What you are asked to do - Go through the listing below and gather every line with the word "Bible".

Dataset records
┄┄┄┄┄┄┄┄┄┄

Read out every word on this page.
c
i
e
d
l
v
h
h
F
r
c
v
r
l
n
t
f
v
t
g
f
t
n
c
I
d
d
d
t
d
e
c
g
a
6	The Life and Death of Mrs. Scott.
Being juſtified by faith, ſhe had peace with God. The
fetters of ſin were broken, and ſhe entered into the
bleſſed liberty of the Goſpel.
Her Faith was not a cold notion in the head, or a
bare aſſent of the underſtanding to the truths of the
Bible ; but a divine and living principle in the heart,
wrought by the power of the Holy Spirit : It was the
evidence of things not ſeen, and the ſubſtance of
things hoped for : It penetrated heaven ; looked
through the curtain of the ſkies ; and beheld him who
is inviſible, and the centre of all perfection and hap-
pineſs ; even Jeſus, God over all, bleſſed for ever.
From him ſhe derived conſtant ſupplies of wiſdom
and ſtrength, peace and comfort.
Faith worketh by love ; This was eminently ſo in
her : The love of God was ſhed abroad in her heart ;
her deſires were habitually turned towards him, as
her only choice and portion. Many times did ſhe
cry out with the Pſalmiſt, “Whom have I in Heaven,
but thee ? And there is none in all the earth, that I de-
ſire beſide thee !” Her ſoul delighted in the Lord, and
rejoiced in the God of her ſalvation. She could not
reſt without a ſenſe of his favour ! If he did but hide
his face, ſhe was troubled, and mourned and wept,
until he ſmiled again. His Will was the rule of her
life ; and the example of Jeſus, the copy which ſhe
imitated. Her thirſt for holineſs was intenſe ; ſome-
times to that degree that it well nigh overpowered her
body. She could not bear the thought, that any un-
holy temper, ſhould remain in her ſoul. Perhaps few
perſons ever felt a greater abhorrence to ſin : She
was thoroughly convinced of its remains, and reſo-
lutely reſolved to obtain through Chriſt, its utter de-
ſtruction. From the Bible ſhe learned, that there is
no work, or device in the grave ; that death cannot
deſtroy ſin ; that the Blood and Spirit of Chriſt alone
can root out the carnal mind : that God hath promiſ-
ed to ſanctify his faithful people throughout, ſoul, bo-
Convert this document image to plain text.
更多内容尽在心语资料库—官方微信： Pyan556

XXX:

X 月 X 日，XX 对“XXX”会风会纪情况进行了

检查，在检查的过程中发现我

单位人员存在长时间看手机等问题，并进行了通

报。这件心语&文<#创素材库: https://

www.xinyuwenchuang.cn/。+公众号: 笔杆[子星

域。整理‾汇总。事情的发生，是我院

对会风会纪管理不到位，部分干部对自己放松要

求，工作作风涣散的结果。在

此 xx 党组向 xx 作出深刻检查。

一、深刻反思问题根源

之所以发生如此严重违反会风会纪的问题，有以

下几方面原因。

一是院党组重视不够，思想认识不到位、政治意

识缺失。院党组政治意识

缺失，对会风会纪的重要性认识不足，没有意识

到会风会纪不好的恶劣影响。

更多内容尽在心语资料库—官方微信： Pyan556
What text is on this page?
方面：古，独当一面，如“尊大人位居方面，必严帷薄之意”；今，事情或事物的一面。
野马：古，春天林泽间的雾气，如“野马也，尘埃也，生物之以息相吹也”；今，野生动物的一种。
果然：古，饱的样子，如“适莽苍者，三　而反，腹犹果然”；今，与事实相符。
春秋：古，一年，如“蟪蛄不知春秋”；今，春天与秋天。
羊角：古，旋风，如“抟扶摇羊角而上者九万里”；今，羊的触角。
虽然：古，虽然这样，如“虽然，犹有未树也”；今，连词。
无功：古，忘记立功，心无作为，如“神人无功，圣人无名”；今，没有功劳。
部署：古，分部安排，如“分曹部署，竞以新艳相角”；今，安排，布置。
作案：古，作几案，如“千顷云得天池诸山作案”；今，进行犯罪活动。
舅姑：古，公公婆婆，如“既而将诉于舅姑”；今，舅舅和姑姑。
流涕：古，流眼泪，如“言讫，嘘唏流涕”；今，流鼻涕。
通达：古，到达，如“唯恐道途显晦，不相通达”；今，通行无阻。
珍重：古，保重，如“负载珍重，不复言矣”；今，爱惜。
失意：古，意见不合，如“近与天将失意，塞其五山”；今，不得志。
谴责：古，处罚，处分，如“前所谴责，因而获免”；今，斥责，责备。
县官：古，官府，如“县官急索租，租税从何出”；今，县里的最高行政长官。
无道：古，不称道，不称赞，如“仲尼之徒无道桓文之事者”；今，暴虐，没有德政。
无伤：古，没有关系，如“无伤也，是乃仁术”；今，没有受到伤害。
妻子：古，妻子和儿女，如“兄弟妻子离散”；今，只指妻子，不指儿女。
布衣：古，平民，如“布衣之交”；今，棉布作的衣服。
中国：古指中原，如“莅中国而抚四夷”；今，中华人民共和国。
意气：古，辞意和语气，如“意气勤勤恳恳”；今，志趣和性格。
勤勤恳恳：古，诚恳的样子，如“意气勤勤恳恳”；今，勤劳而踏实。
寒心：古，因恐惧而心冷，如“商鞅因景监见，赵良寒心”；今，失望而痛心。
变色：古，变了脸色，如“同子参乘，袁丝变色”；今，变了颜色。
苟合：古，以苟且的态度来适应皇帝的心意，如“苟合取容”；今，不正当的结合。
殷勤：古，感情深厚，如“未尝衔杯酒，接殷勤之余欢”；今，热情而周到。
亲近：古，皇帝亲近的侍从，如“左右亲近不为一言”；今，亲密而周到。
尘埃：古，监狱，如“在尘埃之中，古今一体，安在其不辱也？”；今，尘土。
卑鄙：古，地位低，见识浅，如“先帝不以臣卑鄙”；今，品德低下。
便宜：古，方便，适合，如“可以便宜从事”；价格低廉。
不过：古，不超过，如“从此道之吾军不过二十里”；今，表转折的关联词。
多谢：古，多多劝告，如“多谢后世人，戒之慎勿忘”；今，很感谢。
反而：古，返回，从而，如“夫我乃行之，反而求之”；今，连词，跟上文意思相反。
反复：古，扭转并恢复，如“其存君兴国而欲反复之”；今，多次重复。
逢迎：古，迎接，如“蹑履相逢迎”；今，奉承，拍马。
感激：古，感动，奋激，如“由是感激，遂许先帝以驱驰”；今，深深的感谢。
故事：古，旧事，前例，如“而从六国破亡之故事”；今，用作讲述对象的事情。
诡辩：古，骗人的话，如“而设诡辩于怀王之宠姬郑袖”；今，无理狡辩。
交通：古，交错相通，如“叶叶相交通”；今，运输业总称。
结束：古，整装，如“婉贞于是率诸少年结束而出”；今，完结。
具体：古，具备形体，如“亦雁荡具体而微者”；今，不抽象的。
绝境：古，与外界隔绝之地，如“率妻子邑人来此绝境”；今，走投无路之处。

┄┄┄┄┄┄┄┄┄┄

Exercise response -
Bible ; but a divine and living principle in the heart,
ſtruction. From the Bible ſhe learned, that there is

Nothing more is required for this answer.